Note how many lines in the entries contain the string "header", then give that number and nothing else.
# # # # #
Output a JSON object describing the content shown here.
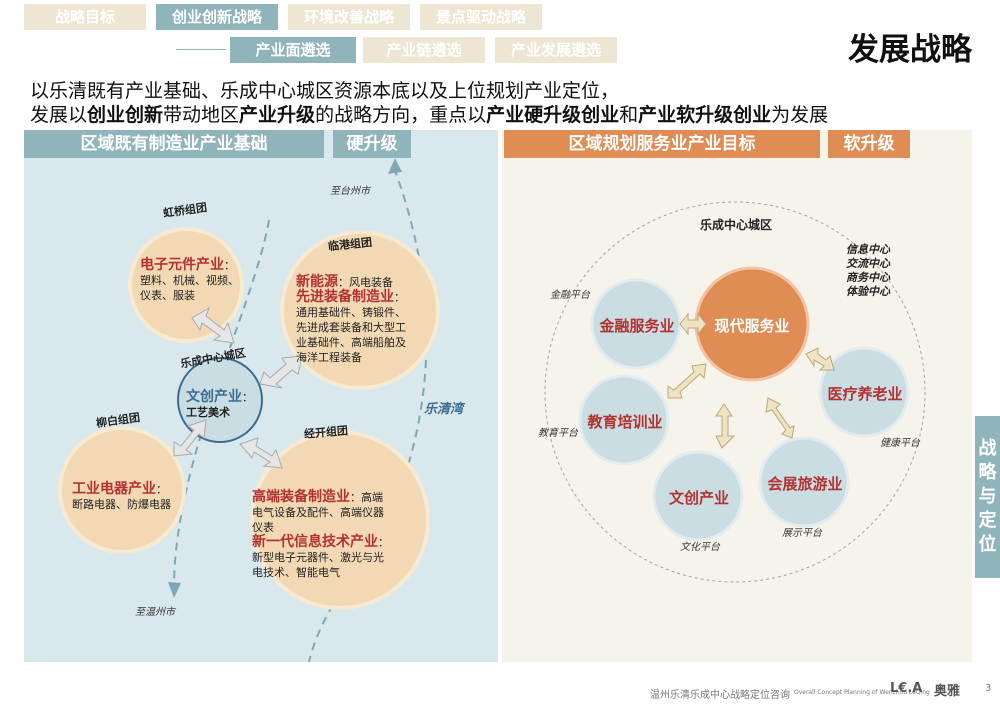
{
  "tabs_row1": [
    "战略目标",
    "创业创新战略",
    "环境改善战略",
    "景点驱动战略"
  ],
  "tabs_row2": [
    "产业面遴选",
    "产业链遴选",
    "产业发展遴选"
  ],
  "page_title": "发展战略",
  "intro": {
    "line1": "以乐清既有产业基础、乐成中心城区资源本底以及上位规划产业定位，",
    "line2_parts": [
      "发展以",
      "创业创新",
      "带动地区",
      "产业升级",
      "的战略方向，重点以",
      "产业硬升级创业",
      "和",
      "产业软升级创业",
      "为发展"
    ]
  },
  "left_panel": {
    "header": "区域既有制造业产业基础",
    "badge": "硬升级",
    "to_taizhou": "至台州市",
    "to_wenzhou": "至温州市",
    "bay": "乐清湾",
    "groups": {
      "hongqiao": {
        "name": "虹桥组团",
        "industry": "电子元件产业",
        "detail_lines": [
          "塑料、机械、视频、",
          "仪表、服装"
        ]
      },
      "lingang": {
        "name": "临港组团",
        "industry1": "新能源",
        "industry1_detail": "：风电装备",
        "industry2": "先进装备制造业",
        "detail_lines": [
          "通用基础件、铸锻件、",
          "先进成套装备和大型工",
          "业基础件、高端船舶及",
          "海洋工程装备"
        ]
      },
      "center": {
        "name": "乐成中心城区",
        "industry": "文创产业",
        "detail": "工艺美术"
      },
      "liubai": {
        "name": "柳白组团",
        "industry": "工业电器产业",
        "detail_lines": [
          "断路电器、防爆电器"
        ]
      },
      "jingkai": {
        "name": "经开组团",
        "industry1": "高端装备制造业",
        "industry1_detail_lines": [
          "：高端",
          "电气设备及配件、高端仪器",
          "仪表"
        ],
        "industry2": "新一代信息技术产业",
        "industry2_detail_lines": [
          "：",
          "新型电子元器件、激光与光",
          "电技术、智能电气"
        ]
      }
    }
  },
  "right_panel": {
    "header": "区域规划服务业产业目标",
    "badge": "软升级",
    "city_area": "乐成中心城区",
    "center_node": "现代服务业",
    "nodes": [
      "金融服务业",
      "教育培训业",
      "文创产业",
      "会展旅游业",
      "医疗养老业"
    ],
    "platforms": [
      "金融平台",
      "教育平台",
      "文化平台",
      "展示平台",
      "健康平台"
    ],
    "centers": [
      "信息中心",
      "交流中心",
      "商务中心",
      "体验中心"
    ]
  },
  "side_tab": [
    "战",
    "略",
    "与",
    "定",
    "位"
  ],
  "footer": {
    "cn": "温州乐清乐成中心战略定位咨询",
    "en": "Overall Concept Planning of Wenzhou LeQing",
    "logo": "L€.A",
    "brand": "奥雅",
    "page": "3"
  },
  "colors": {
    "teal": "#8fb4bc",
    "beige": "#ece6d2",
    "orange": "#e08c55",
    "red_text": "#b3322f",
    "tan_circle": "#f2d9b4",
    "blue_circle": "#c9dde3"
  }
}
# # # # #
Problem solution |
2